> **EXERCISE BRIEF**: Take every line from the material that has the word "Würzburger" in it.

Saved data entries:
==================================================
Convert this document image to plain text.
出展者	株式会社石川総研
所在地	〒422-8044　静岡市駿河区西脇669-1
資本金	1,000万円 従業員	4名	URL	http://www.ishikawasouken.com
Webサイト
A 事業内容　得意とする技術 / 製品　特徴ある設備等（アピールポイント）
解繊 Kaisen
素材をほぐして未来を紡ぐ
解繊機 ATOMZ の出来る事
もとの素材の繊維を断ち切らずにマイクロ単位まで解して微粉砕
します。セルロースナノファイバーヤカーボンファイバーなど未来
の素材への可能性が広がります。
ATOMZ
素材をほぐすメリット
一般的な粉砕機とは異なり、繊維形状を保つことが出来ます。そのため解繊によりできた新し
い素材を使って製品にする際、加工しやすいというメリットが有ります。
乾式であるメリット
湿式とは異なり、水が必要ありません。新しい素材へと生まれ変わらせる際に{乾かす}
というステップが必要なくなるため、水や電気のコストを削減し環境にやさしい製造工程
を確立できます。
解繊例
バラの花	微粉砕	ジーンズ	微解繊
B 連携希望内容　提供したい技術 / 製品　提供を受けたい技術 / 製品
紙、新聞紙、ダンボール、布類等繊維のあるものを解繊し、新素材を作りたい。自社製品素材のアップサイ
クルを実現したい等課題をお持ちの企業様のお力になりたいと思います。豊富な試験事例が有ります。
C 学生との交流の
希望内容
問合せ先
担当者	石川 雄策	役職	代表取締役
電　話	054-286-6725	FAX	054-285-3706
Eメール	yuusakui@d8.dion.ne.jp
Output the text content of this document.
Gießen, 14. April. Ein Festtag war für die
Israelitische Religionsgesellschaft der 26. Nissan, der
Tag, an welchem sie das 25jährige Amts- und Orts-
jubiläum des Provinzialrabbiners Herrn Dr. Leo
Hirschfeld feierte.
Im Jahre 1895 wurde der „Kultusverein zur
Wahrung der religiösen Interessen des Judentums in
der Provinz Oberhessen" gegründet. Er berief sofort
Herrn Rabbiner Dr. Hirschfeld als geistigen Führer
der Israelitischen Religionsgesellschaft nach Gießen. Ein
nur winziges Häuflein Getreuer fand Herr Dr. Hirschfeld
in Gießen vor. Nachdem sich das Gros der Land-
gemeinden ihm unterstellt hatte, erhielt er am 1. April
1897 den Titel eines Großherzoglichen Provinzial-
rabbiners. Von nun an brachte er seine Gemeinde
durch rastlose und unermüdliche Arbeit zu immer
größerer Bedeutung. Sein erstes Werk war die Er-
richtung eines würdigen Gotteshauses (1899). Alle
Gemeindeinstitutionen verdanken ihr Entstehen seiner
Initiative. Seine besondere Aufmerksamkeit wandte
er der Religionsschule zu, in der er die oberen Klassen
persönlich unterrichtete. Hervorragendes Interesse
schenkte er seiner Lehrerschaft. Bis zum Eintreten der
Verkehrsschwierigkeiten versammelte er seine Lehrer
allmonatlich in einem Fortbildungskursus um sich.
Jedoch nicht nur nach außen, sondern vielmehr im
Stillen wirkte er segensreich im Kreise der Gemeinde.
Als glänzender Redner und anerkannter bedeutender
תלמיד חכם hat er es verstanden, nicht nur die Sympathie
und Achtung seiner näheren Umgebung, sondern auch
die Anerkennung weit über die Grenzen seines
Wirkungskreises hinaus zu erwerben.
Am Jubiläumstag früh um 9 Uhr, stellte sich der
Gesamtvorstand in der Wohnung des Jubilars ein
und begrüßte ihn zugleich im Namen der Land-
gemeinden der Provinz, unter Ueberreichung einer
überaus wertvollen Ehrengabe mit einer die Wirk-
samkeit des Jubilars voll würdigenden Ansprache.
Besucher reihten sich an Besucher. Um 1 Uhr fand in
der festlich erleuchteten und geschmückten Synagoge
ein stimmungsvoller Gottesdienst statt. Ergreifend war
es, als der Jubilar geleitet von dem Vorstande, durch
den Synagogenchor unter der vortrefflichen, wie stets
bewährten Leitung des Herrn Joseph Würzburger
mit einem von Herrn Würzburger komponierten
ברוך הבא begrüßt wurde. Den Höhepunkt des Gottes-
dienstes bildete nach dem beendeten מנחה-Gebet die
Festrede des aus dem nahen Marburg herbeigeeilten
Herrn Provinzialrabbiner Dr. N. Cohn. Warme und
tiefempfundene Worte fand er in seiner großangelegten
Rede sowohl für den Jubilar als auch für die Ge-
==================================================
> **TASK RESPONSE**:
bewährten Leitung des Herrn Joseph Würzburger
mit einem von Herrn Würzburger komponierten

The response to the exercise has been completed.